*Objective*. Read the listing and extract each line that includes the word "April".

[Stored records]
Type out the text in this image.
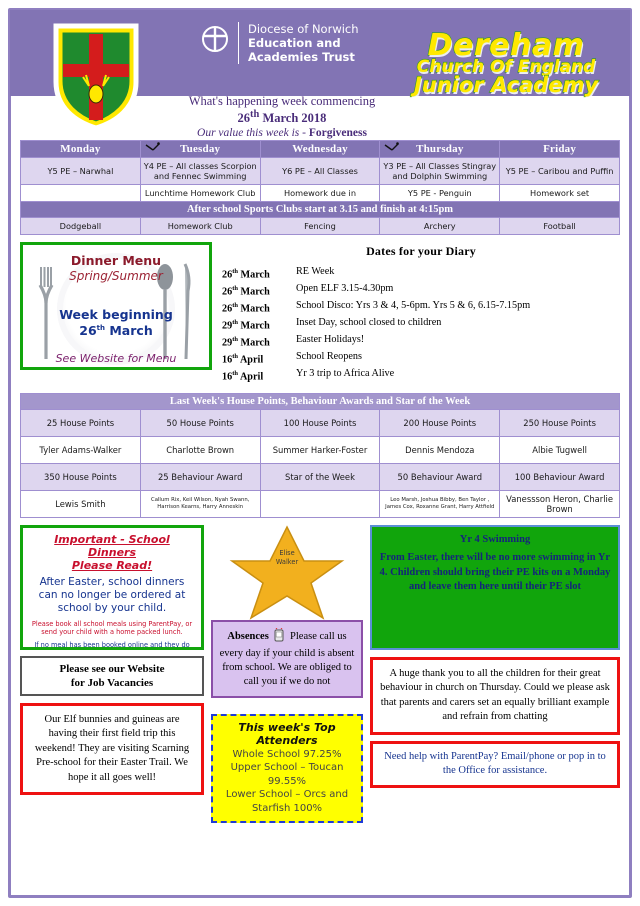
Diocese of Norwich
Education and
Academies Trust	Dereham
Church Of England
Junior Academy
What's happening week commencing
26th March 2018
Our value this week is - Forgiveness
Monday	Tuesday	Wednesday	Thursday	Friday
Y5 PE – Narwhal	Y4 PE – All classes Scorpion and Fennec Swimming	Y6 PE – All Classes	Y3 PE – All Classes Stingray and Dolphin Swimming	Y5 PE – Caribou and Puffin
	Lunchtime Homework Club	Homework due in	Y5 PE - Penguin	Homework set
After school Sports Clubs start at 3.15 and finish at 4:15pm				
Dodgeball	Homework Club	Fencing	Archery	Football
Dinner Menu
Spring/Summer
Week beginning
26th March
See Website for Menu
Dates for your Diary
26th March	RE Week
26th March	Open ELF 3.15-4.30pm
26th March	School Disco: Yrs 3 & 4, 5-6pm. Yrs 5 & 6, 6.15-7.15pm
29th March	Inset Day, school closed to children
29th March	Easter Holidays!
16th April	School Reopens
16th April	Yr 3 trip to Africa Alive
Last Week's House Points, Behaviour Awards and Star of the Week				
25 House Points	50 House Points	100 House Points	200 House Points	250 House Points
Tyler Adams-Walker	Charlotte Brown	Summer Harker-Foster	Dennis Mendoza	Albie Tugwell
350 House Points	25 Behaviour Award	Star of the Week	50 Behaviour Award	100 Behaviour Award
Lewis Smith	Callum Rix, Keil Wilson, Nyah Swann, Harrison Kearns, Harry Anneskin		Leo Marsh, Joshua Bibby, Ben Taylor , James Cox, Roxanne Grant, Harry Attfield	Vanessson Heron, Charlie Brown
Important - School Dinners
Please Read!
After Easter, school dinners can no longer be ordered at school by your child.
Please book all school meals using ParentPay, or send your child with a home packed lunch.
If no meal has been booked online and they do
Please see our Website
for Job Vacancies
Our Elf bunnies and guineas are having their first field trip this weekend! They are visiting Scarning Pre-school for their Easter Trail. We hope it all goes well!
Elise
Walker
Absences Please call us every day if your child is absent from school. We are obliged to call you if we do not
This week's Top
Attenders
Whole School 97.25%
Upper School – Toucan 99.55%
Lower School – Orcs and Starfish 100%
Yr 4 Swimming
From Easter, there will be no more swimming in Yr 4. Children should bring their PE kits on a Monday and leave them here until their PE slot
A huge thank you to all the children for their great behaviour in church on Thursday. Could we please ask that parents and carers set an equally brilliant example and refrain from chatting
Need help with ParentPay? Email/phone or pop in to the Office for assistance.
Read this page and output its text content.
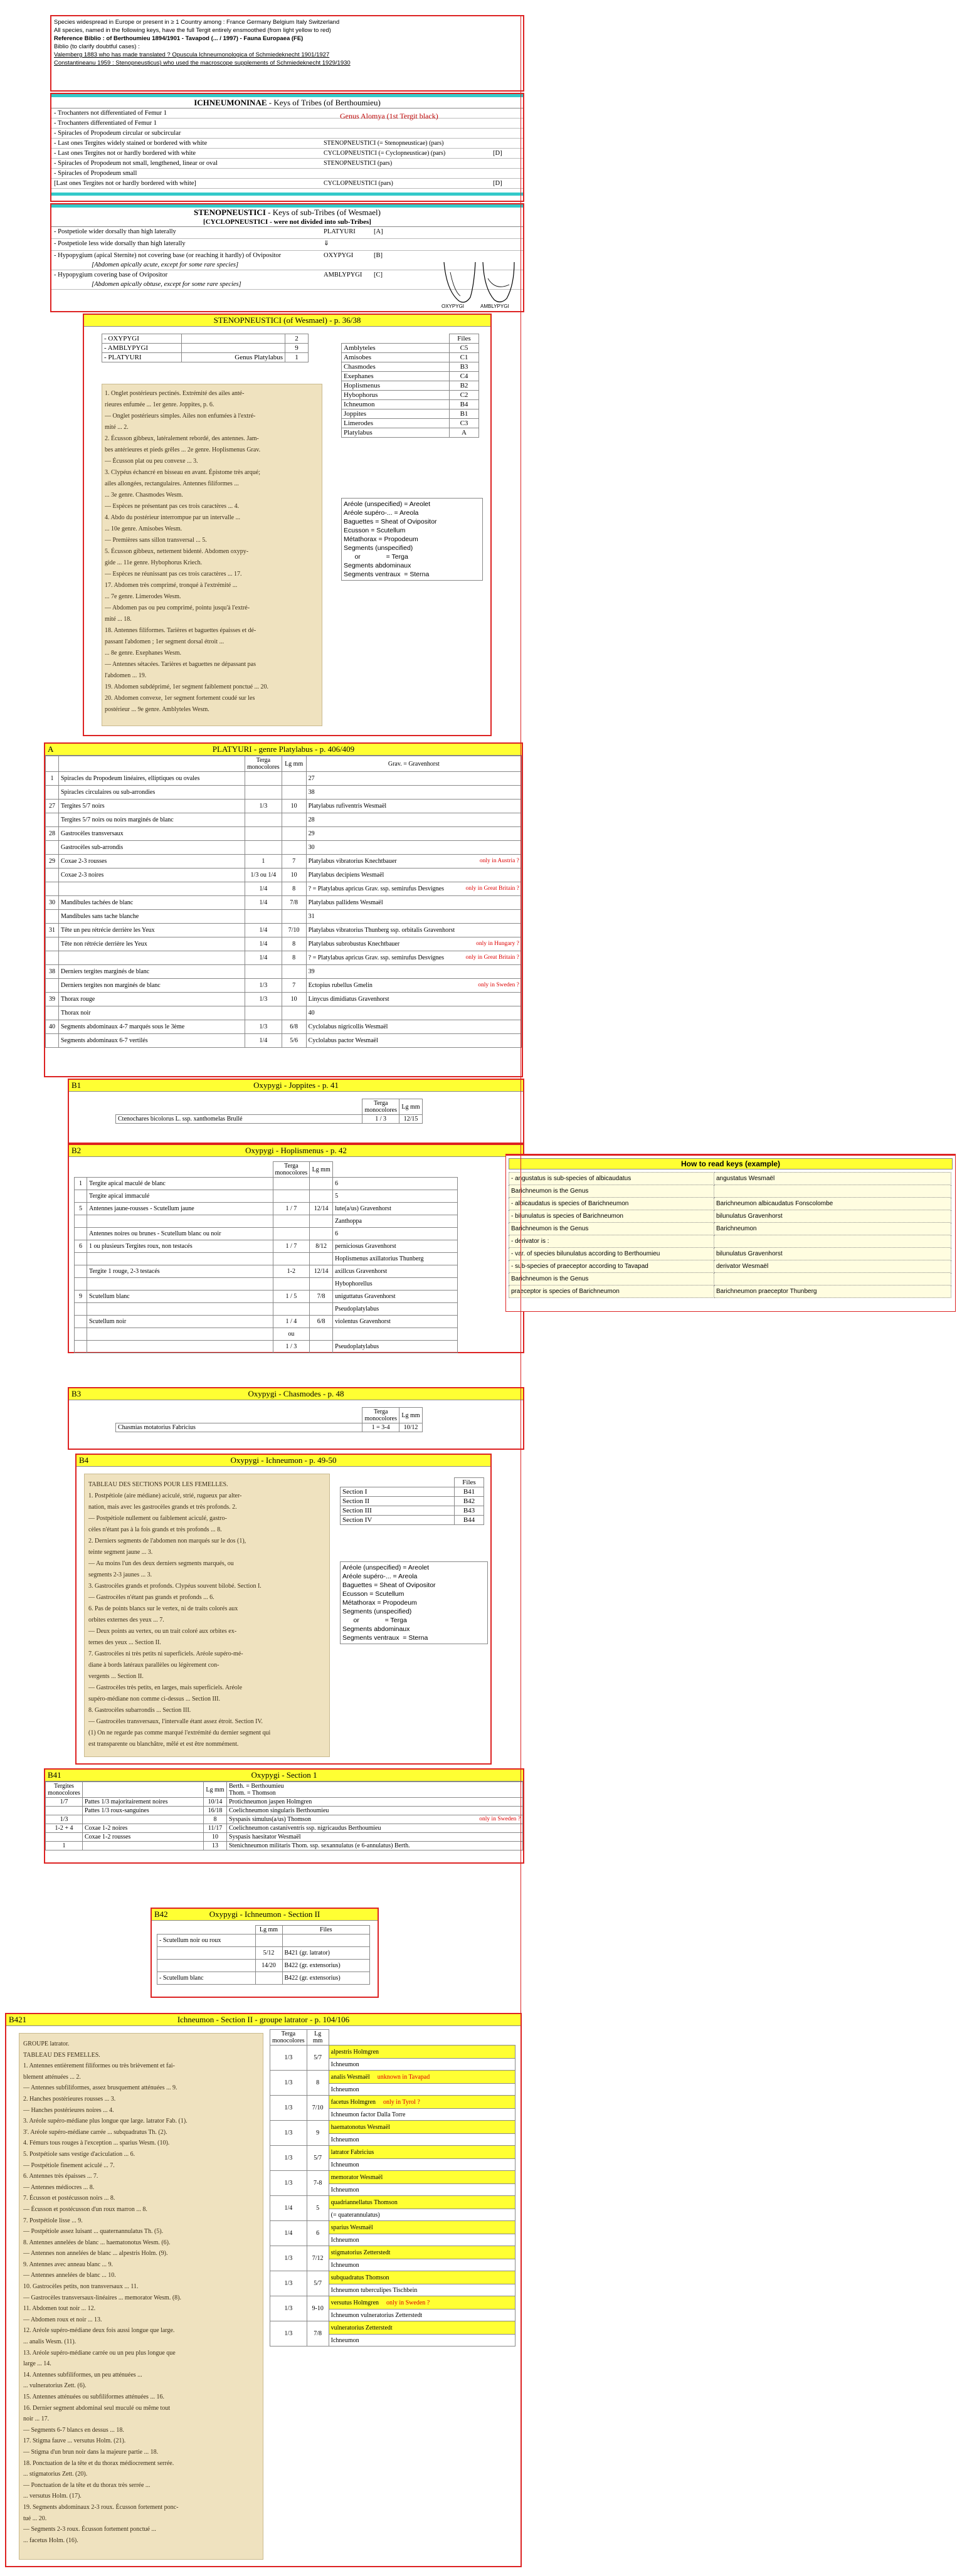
Species widespread in Europe or present in ≥ 1 Country among : France Germany Belgium Italy Switzerland
All species, named in the following keys, have the full Tergit entirely ensmoothed (from light yellow to red)
Reference Biblio : of Berthoumieu 1894/1901 - Tavapod (... / 1997) - Fauna Europaea (FE)
Biblio (to clarify doubtful cases) :
Valemberg 1883 who has made translated ? Opuscula Ichneumonologica of Schmiedeknecht 1901/1927
Constantineanu 1959 : Stenopneusticus) who used the macroscope supplements of Schmiedeknecht 1929/1930
ICHNEUMONINAE - Keys of Tribes (of Berthoumieu)
- Trochanters not differentiated of Femur 1
- Trochanters differentiated of Femur 1
- Spiracles of Propodeum circular or subcircular
- Last ones Tergites widely stained or bordered with white	STENOPNEUSTICI (= Stenopneusticae) (pars)
- Last ones Tergites not or hardly bordered with white	CYCLOPNEUSTICI (= Cyclopneusticae) (pars)	[D]
- Spiracles of Propodeum not small, lengthened, linear or oval	STENOPNEUSTICI (pars)
- Spiracles of Propodeum small
[Last ones Tergites not or hardly bordered with white]	CYCLOPNEUSTICI (pars)	[D]
Genus Alomya (1st Tergit black)
STENOPNEUSTICI - Keys of sub-Tribes (of Wesmael)
[CYCLOPNEUSTICI - were not divided into sub-Tribes]
- Postpetiole wider dorsally than high laterally	PLATYURI	[A]
- Postpetiole less wide dorsally than high laterally	⇓
- Hypopygium (apical Sternite) not covering base (or reaching it hardly) of Ovipositor
[Abdomen apically acute, except for some rare species]
OXYPYGI	[B]
- Hypopygium covering base of Ovipositor
[Abdomen apically obtuse, except for some rare species]
AMBLYPYGI	[C]
OXYPYGI	AMBLYPYGI
STENOPNEUSTICI (of Wesmael) - p. 36/38
- OXYPYGI		2
- AMBLYPYGI		9
- PLATYURI	Genus Platylabus	1
	Files
Amblyteles	C5
Amisobes	C1
Chasmodes	B3
Exephanes	C4
Hoplismenus	B2
Hybophorus	C2
Ichneumon	B4
Joppites	B1
Limerodes	C3
Platylabus	A
Aréole (unspecified) = Areolet
Aréole supéro-... = Areola
Baguettes = Sheat of Ovipositor
Ecusson = Scutellum
Métathorax = Propodeum
Segments (unspecified)
or              = Terga
Segments abdominaux
Segments ventraux  = Sterna
1. Onglet postérieurs pectinés. Extrémité des ailes anté-
rieures enfumée ... 1er genre. Joppites, p. 6.
— Onglet postérieurs simples. Ailes non enfumées à l'extré-
mité ... 2.
2. Écusson gibbeux, latéralement rebordé, des antennes. Jam-
bes antérieures et pieds grêles ... 2e genre. Hoplismenus Grav.
— Écusson plat ou peu convexe ... 3.
3. Clypéus échancré en bisseau en avant. Épistome très arqué;
ailes allongées, rectangulaires. Antennes filiformes ...
... 3e genre. Chasmodes Wesm.
— Espèces ne présentant pas ces trois caractères ... 4.
4. Abdo du postérieur interrompue par un intervalle ...
... 10e genre. Amisobes Wesm.
— Premières sans sillon transversal ... 5.
5. Écusson gibbeux, nettement bidenté. Abdomen oxypy-
gide ... 11e genre. Hybophorus Kriech.
— Espèces ne réunissant pas ces trois caractères ... 17.
17. Abdomen très comprimé, tronqué à l'extrémité ...
... 7e genre. Limerodes Wesm.
— Abdomen pas ou peu comprimé, pointu jusqu'à l'extré-
mité ... 18.
18. Antennes filiformes. Tarières et baguettes épaisses et dé-
passant l'abdomen ; 1er segment dorsal étroit ...
... 8e genre. Exephanes Wesm.
— Antennes sétacées. Tarières et baguettes ne dépassant pas
l'abdomen ... 19.
19. Abdomen subdéprimé, 1er segment faiblement ponctué ... 20.
20. Abdomen convexe, 1er segment fortement coudé sur les
postérieur ... 9e genre. Amblyteles Wesm.
A	PLATYURI - genre Platylabus - p. 406/409
		Terga monocolores	Lg mm	Grav. = Gravenhorst
1	Spiracles du Propodeum linéaires, elliptiques ou ovales			27
	Spiracles circulaires ou sub-arrondies			38
27	Tergites 5/7 noirs	1/3	10	Platylabus rufiventris Wesmaël
	Tergites 5/7 noirs ou noirs marginés de blanc			28
28	Gastrocèles transversaux			29
	Gastrocèles sub-arrondis			30
29	Coxae 2-3 rousses	1	7	Platylabus vibratorius Knechtbauer only in Austria ?

	Coxae 2-3 noires	1/3 ou 1/4	10	Platylabus decipiens Wesmaël
		1/4	8	? = Platylabus apricus Grav. ssp. semirufus Desvignes only in Great Britain ?

30	Mandibules tachées de blanc	1/4	7/8	Platylabus pallidens Wesmaël
	Mandibules sans tache blanche			31
31	Tête un peu rétrécie derrière les Yeux	1/4	7/10	Platylabus vibratorius Thunberg ssp. orbitalis Gravenhorst
	Tête non rétrécie derrière les Yeux	1/4	8	Platylabus subrobustus Knechtbauer only in Hungary ?

		1/4	8	? = Platylabus apricus Grav. ssp. semirufus Desvignes only in Great Britain ?

38	Derniers tergites marginés de blanc			39
	Derniers tergites non marginés de blanc	1/3	7	Ectopius rubellus Gmelin only in Sweden ?

39	Thorax rouge	1/3	10	Linycus dimidiatus Gravenhorst
	Thorax noir			40
40	Segments abdominaux 4-7 marqués sous le 3ème	1/3	6/8	Cyclolabus nigricollis Wesmaël
	Segments abdominaux 6-7 vertilés	1/4	5/6	Cyclolabus pactor Wesmaël
B1	Oxypygi - Joppites - p. 41
	Terga monocolores	Lg mm
Ctenochares bicolorus L. ssp. xanthomelas Brullé	1 / 3	12/15
B2	Oxypygi - Hoplismenus - p. 42
		Terga monocolores	Lg mm	
1	Tergite apical maculé de blanc			6
	Tergite apical immaculé			5
5	Antennes jaune-rousses - Scutellum jaune	1 / 7	12/14	lute(a/us) Gravenhorst
				Zanthoppa
	Antennes noires ou brunes - Scutellum blanc ou noir			6
6	1 ou plusieurs Tergites roux, non testacés	1 / 7	8/12	perniciosus Gravenhorst
				Hoplismenus axillatorius Thunberg
	Tergite 1 rouge, 2-3 testacés	1-2	12/14	axillcus Gravenhorst
				Hybophorellus
9	Scutellum blanc	1 / 5	7/8	uniguttatus Gravenhorst
				Pseudoplatylabus
	Scutellum noir	1 / 4	6/8	violentus Gravenhorst
		ou		
		1 / 3		Pseudoplatylabus
How to read keys (example)
- angustatus is sub-species of albicaudatus	angustatus Wesmaël
Barichneumon is the Genus	
- albicaudatus is species of Barichneumon	Barichneumon albicaudatus Fonscolombe
- bilunulatus is species of Barichneumon	bilunulatus Gravenhorst
Barichneumon is the Genus	Barichneumon
- derivator is :	
- var. of species bilunulatus according to Berthoumieu	bilunulatus Gravenhorst
- sub-species of praeceptor according to Tavapad	derivator Wesmaël
Barichneumon is the Genus	
praeceptor is species of Barichneumon	Barichneumon praeceptor Thunberg
B3	Oxypygi - Chasmodes - p. 48
	Terga monocolores	Lg mm
Chasmias motatorius Fabricius	1 = 3-4	10/12
B4	Oxypygi - Ichneumon - p. 49-50
TABLEAU DES SECTIONS POUR LES FEMELLES.
1. Postpétiole (aire médiane) aciculé, strié, rugueux par alter-
nation, mais avec les gastrocèles grands et très profonds. 2.
— Postpétiole nullement ou faiblement aciculé, gastro-
cèles n'étant pas à la fois grands et très profonds ... 8.
2. Derniers segments de l'abdomen non marqués sur le dos (1),
teinte segment jaune ... 3.
— Au moins l'un des deux derniers segments marqués, ou
segments 2-3 jaunes ... 3.
3. Gastrocèles grands et profonds. Clypéus souvent bilobé. Section I.
— Gastrocèles n'étant pas grands et profonds ... 6.
6. Pas de points blancs sur le vertex, ni de traits colorés aux
orbites externes des yeux ... 7.
— Deux points au vertex, ou un trait coloré aux orbites ex-
ternes des yeux ... Section II.
7. Gastrocèles ni très petits ni superficiels. Aréole supéro-mé-
diane à bords latéraux parallèles ou légèrement con-
vergents ... Section II.
— Gastrocèles très petits, en larges, mais superficiels. Aréole
supéro-médiane non comme ci-dessus ... Section III.
8. Gastrocèles subarrondis ... Section III.
— Gastrocèles transversaux, l'intervalle étant assez étroit. Section IV.
(1) On ne regarde pas comme marqué l'extrémité du dernier segment qui
est transparente ou blanchâtre, mêlé et est être nommément.
	Files
Section I	B41
Section II	B42
Section III	B43
Section IV	B44
Aréole (unspecified) = Areolet
Aréole supéro-... = Areola
Baguettes = Sheat of Ovipositor
Ecusson = Scutellum
Métathorax = Propodeum
Segments (unspecified)
or              = Terga
Segments abdominaux
Segments ventraux  = Sterna
B41	Oxypygi - Section 1
Tergites monocolores		Lg mm	Berth. = Berthoumieu
Thom. = Thomson

1/7	Pattes 1/3 majoritairement noires	10/14	Protichneumon jaspen Holmgren
	Pattes 1/3 roux-sanguines	16/18	Coelichneumon singularis Berthoumieu
1/3		8	Syspasis simulus(a/us) Thomson only in Sweden ?

1-2 + 4	Coxae 1-2 noires	11/17	Coelichneumon castaniventris ssp. nigricaudus Berthoumieu
	Coxae 1-2 rousses	10	Syspasis haesitator Wesmaël
1		13	Stenichneumon militaris Thom. ssp. sexannulatus (e 6-annulatus) Berth.
B42	Oxypygi - Ichneumon - Section II
	Lg mm	Files
- Scutellum noir ou roux		
	5/12	B421 (gr. latrator)
	14/20	B422 (gr. extensorius)
- Scutellum blanc		B422 (gr. extensorius)
B421	Ichneumon - Section II - groupe latrator - p. 104/106
GROUPE latrator.
TABLEAU DES FEMELLES.
1. Antennes entièrement filiformes ou très brièvement et fai-
blement atténuées ... 2.
— Antennes subfiliformes, assez brusquement atténuées ... 9.
2. Hanches postérieures rousses ... 3.
— Hanches postérieures noires ... 4.
3. Aréole supéro-médiane plus longue que large. latrator Fab. (1).
3'. Aréole supéro-médiane carrée ... subquadratus Th. (2).
4. Fémurs tous rouges à l'exception ... sparius Wesm. (10).
5. Postpétiole sans vestige d'aciculation ... 6.
— Postpétiole finement aciculé ... 7.
6. Antennes très épaisses ... 7.
— Antennes médiocres ... 8.
7. Écusson et postécusson noirs ... 8.
— Écusson et postécusson d'un roux marron ... 8.
7. Postpétiole lisse ... 9.
— Postpétiole assez luisant ... quaternannulatus Th. (5).
8. Antennes annelées de blanc ... haematonotus Wesm. (6).
— Antennes non annelées de blanc ... alpestris Holm. (9).
9. Antennes avec anneau blanc ... 9.
— Antennes annelées de blanc ... 10.
10. Gastrocèles petits, non transversaux ... 11.
— Gastrocèles transversaux-linéaires ... memorator Wesm. (8).
11. Abdomen tout noir ... 12.
— Abdomen roux et noir ... 13.
12. Aréole supéro-médiane deux fois aussi longue que large.
... analis Wesm. (11).
13. Aréole supéro-médiane carrée ou un peu plus longue que
large ... 14.
14. Antennes subfiliformes, un peu atténuées ...
... vulneratorius Zett. (6).
15. Antennes atténuées ou subfiliformes atténuées ... 16.
16. Dernier segment abdominal seul muculé ou même tout
noir ... 17.
— Segments 6-7 blancs en dessus ... 18.
17. Stigma fauve ... versutus Holm. (21).
— Stigma d'un brun noir dans la majeure partie ... 18.
18. Ponctuation de la tête et du thorax médiocrement serrée.
... stigmatorius Zett. (20).
— Ponctuation de la tête et du thorax très serrée ...
... versutus Holm. (17).
19. Segments abdominaux 2-3 roux. Écusson fortement ponc-
tué ... 20.
— Segments 2-3 roux. Écusson fortement ponctué ...
... facetus Holm. (16).
Terga monocolores	Lg mm	
1/3	5/7	alpestris Holmgren
		Ichneumon
1/3	8	analis Wesmaël unknown in Tavapad
		Ichneumon
1/3	7/10	facetus Holmgren only in Tyrol ?
		Ichneumon factor Dalla Torre
1/3	9	haematonotus Wesmaël
		Ichneumon
1/3	5/7	latrator Fabricius
		Ichneumon
1/3	7-8	memorator Wesmaël
		Ichneumon
1/4	5	quadriannellatus Thomson
		(= quaterannulatus)
1/4	6	sparius Wesmaël
		Ichneumon
1/3	7/12	stigmatorius Zetterstedt
		Ichneumon
1/3	5/7	subquadratus Thomson
		Ichneumon tuberculipes Tischbein
1/3	9-10	versutus Holmgren only in Sweden ?
		Ichneumon vulneratorius Zetterstedt
1/3	7/8	vulneratorius Zetterstedt
		Ichneumon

*Problem solution*.
16th April	School Reopens
16th April	Yr 3 trip to Africa Alive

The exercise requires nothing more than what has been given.